(Data records)

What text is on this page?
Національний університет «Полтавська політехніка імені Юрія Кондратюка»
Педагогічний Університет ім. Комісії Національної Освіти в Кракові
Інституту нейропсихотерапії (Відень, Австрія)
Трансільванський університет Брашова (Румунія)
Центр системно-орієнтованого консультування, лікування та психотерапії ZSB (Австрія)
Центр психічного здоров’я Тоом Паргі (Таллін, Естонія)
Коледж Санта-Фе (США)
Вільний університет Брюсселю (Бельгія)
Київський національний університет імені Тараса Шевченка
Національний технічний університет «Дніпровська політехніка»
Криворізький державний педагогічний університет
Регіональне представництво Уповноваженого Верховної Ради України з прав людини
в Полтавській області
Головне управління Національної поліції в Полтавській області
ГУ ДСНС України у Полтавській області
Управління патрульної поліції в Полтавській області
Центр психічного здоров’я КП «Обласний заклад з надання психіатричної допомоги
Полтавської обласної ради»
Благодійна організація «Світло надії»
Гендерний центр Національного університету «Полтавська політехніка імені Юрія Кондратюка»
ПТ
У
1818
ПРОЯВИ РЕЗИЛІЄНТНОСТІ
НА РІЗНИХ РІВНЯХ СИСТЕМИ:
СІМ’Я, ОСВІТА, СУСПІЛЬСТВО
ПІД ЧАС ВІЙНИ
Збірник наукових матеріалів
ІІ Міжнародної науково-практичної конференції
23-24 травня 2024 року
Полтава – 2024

==

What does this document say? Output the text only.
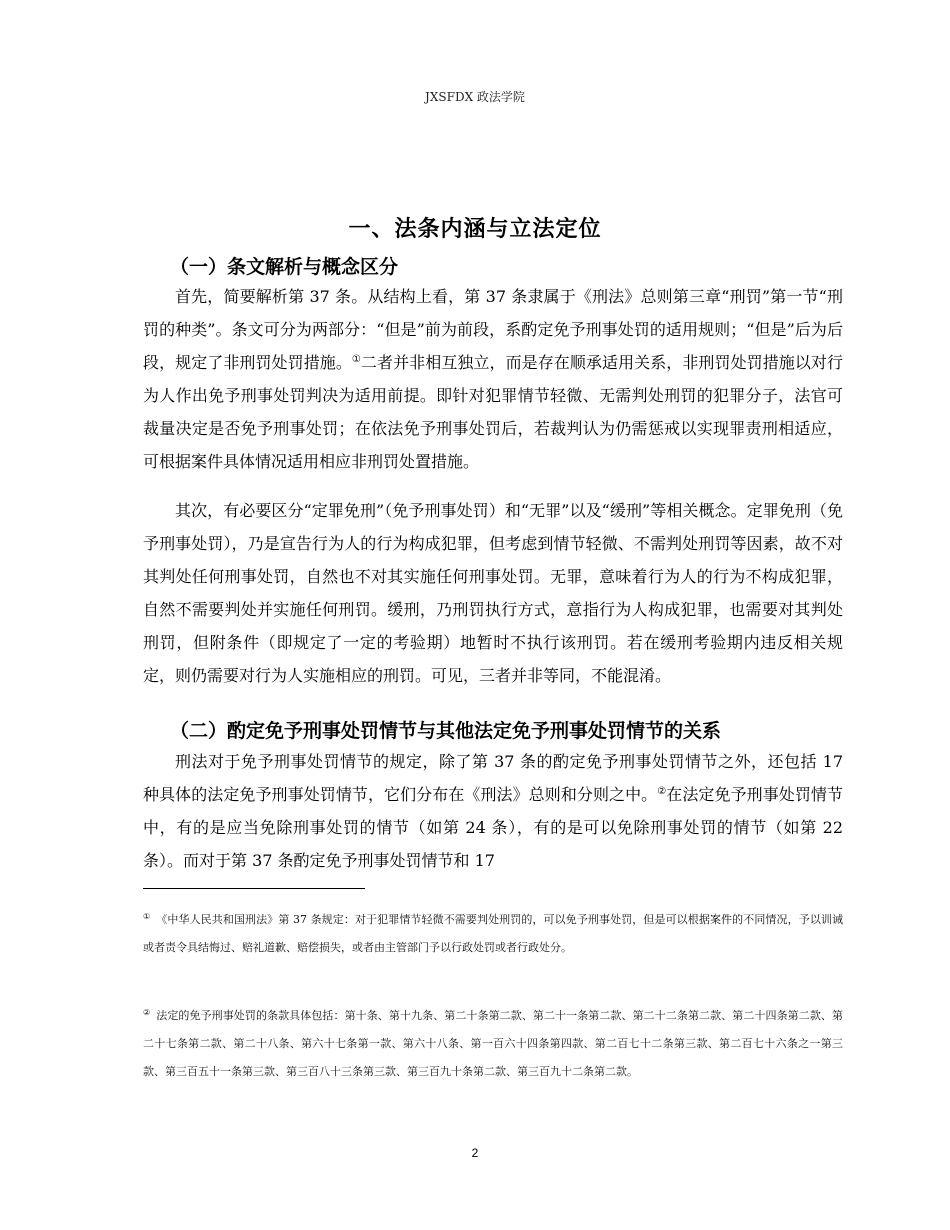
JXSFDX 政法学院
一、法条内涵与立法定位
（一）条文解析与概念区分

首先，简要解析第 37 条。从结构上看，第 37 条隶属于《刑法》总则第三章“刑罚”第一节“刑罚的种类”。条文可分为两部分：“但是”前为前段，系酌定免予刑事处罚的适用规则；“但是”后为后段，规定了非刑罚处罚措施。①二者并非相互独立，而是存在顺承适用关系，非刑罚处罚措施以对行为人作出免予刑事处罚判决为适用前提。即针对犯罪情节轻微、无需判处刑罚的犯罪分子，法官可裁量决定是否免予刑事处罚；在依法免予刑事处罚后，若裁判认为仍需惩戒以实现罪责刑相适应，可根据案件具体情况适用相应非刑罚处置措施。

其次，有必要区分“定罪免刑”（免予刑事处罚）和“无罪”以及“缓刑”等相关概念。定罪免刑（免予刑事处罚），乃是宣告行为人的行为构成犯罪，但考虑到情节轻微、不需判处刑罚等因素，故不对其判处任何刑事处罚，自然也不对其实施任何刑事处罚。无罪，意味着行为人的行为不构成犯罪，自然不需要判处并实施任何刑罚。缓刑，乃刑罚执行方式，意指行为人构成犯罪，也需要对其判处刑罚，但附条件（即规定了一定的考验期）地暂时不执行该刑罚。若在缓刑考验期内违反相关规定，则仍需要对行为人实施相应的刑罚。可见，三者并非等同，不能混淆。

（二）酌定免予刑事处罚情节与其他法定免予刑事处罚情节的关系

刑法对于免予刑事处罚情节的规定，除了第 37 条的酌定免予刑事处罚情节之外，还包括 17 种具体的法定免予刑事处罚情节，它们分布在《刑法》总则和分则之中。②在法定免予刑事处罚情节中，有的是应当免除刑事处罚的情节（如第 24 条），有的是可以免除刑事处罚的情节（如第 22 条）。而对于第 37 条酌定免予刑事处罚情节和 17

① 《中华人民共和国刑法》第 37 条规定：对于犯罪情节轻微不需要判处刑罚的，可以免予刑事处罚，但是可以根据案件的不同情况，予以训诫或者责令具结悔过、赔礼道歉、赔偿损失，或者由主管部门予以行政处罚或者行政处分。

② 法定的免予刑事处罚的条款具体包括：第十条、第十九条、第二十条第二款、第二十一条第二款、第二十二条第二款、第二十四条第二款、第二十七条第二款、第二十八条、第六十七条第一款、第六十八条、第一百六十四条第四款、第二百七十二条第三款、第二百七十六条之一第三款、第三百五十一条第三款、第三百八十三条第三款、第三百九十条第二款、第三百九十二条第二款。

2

## Exercise task
State how many lines include the string "text", and nothing more.

## Written answer
2